THE REQUEST
In the material below, the lines containing the word "this" are required; copy each of them.

SUPPLIED DATA
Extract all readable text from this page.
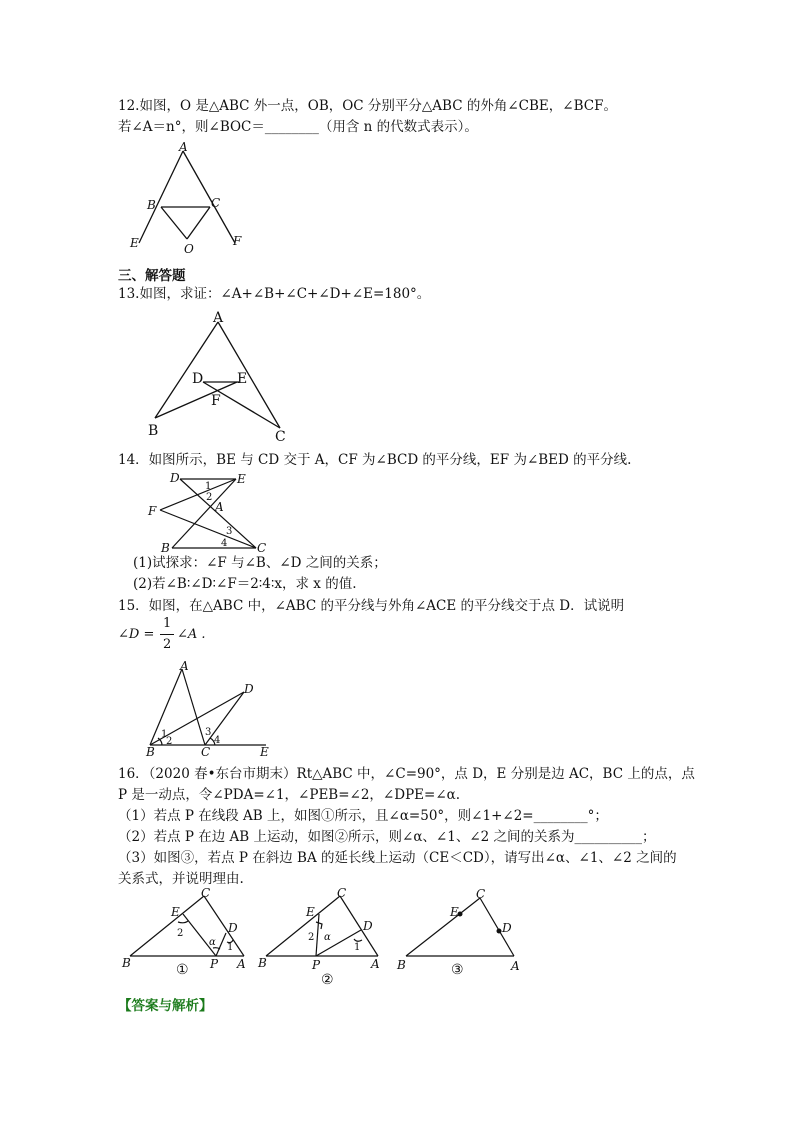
12.如图，O 是△ABC 外一点，OB，OC 分别平分△ABC 的外角∠CBE，∠BCF。
若∠A＝n°，则∠BOC＝________（用含 n 的代数式表示）。
A
B	C
E	O
F
三、解答题
13.如图，求证：∠A+∠B+∠C+∠D+∠E=180°。
A
B	C
D E
F
14．如图所示，BE 与 CD 交于 A，CF 为∠BCD 的平分线，EF 为∠BED 的平分线.
D	E
F	A
B	C
1
2
3
4
(1)试探求：∠F 与∠B、∠D 之间的关系；
(2)若∠B∶∠D∶∠F＝2∶4∶x，求 x 的值.
15．如图，在△ABC 中，∠ABC 的平分线与外角∠ACE 的平分线交于点 D．试说明
∠D =
1
2
∠A .
A
D
B	C	E
1
2
3
4
16．（2020 春•东台市期末）Rt△ABC 中，∠C=90°，点 D，E 分别是边 AC，BC 上的点，点
P 是一动点，令∠PDA=∠1，∠PEB=∠2，∠DPE=∠α.
（1）若点 P 在线段 AB 上，如图①所示，且∠α=50°，则∠1+∠2=________°；
（2）若点 P 在边 AB 上运动，如图②所示，则∠α、∠1、∠2 之间的关系为__________；
（3）如图③，若点 P 在斜边 BA 的延长线上运动（CE＜CD），请写出∠α、∠1、∠2 之间的
关系式，并说明理由.
B
E
C
D
P A
2
α 1
①	B
E
C
D
P	A
2 α
1
②
B
E
C
D
A
③
【答案与解析】
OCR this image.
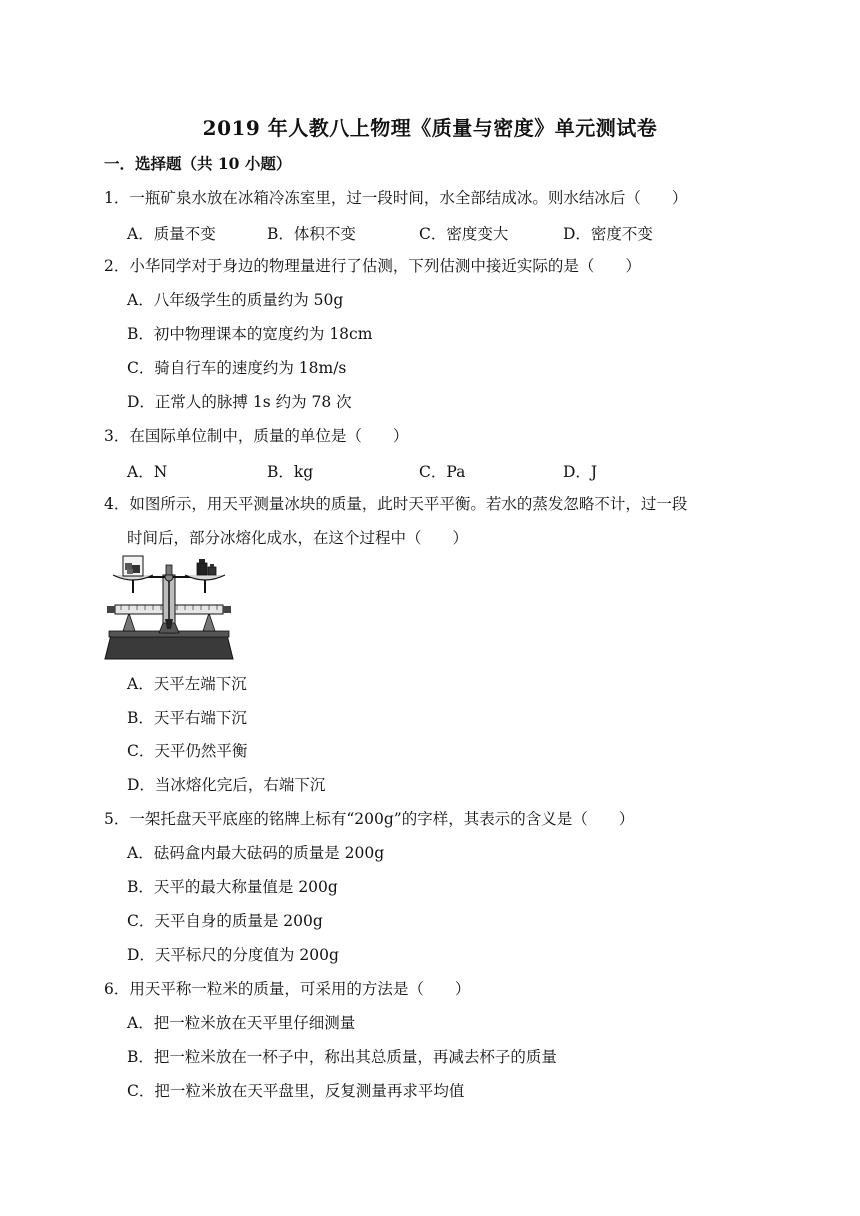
2019 年人教八上物理《质量与密度》单元测试卷
一．选择题（共 10 小题）
1．一瓶矿泉水放在冰箱冷冻室里，过一段时间，水全部结成冰。则水结冰后（　　）
A．质量不变	B．体积不变	C．密度变大	D．密度不变
2．小华同学对于身边的物理量进行了估测，下列估测中接近实际的是（　　）
A．八年级学生的质量约为 50g
B．初中物理课本的宽度约为 18cm
C．骑自行车的速度约为 18m/s
D．正常人的脉搏 1s 约为 78 次
3．在国际单位制中，质量的单位是（　　）
A．N	B．kg	C．Pa	D．J
4．如图所示，用天平测量冰块的质量，此时天平平衡。若水的蒸发忽略不计，过一段
时间后，部分冰熔化成水，在这个过程中（　　）
A．天平左端下沉
B．天平右端下沉
C．天平仍然平衡
D．当冰熔化完后，右端下沉
5．一架托盘天平底座的铭牌上标有“200g”的字样，其表示的含义是（　　）
A．砝码盒内最大砝码的质量是 200g
B．天平的最大称量值是 200g
C．天平自身的质量是 200g
D．天平标尺的分度值为 200g
6．用天平称一粒米的质量，可采用的方法是（　　）
A．把一粒米放在天平里仔细测量
B．把一粒米放在一杯子中，称出其总质量，再减去杯子的质量
C．把一粒米放在天平盘里，反复测量再求平均值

OUTPUT
Extract all readable text from this page.
OCR this image.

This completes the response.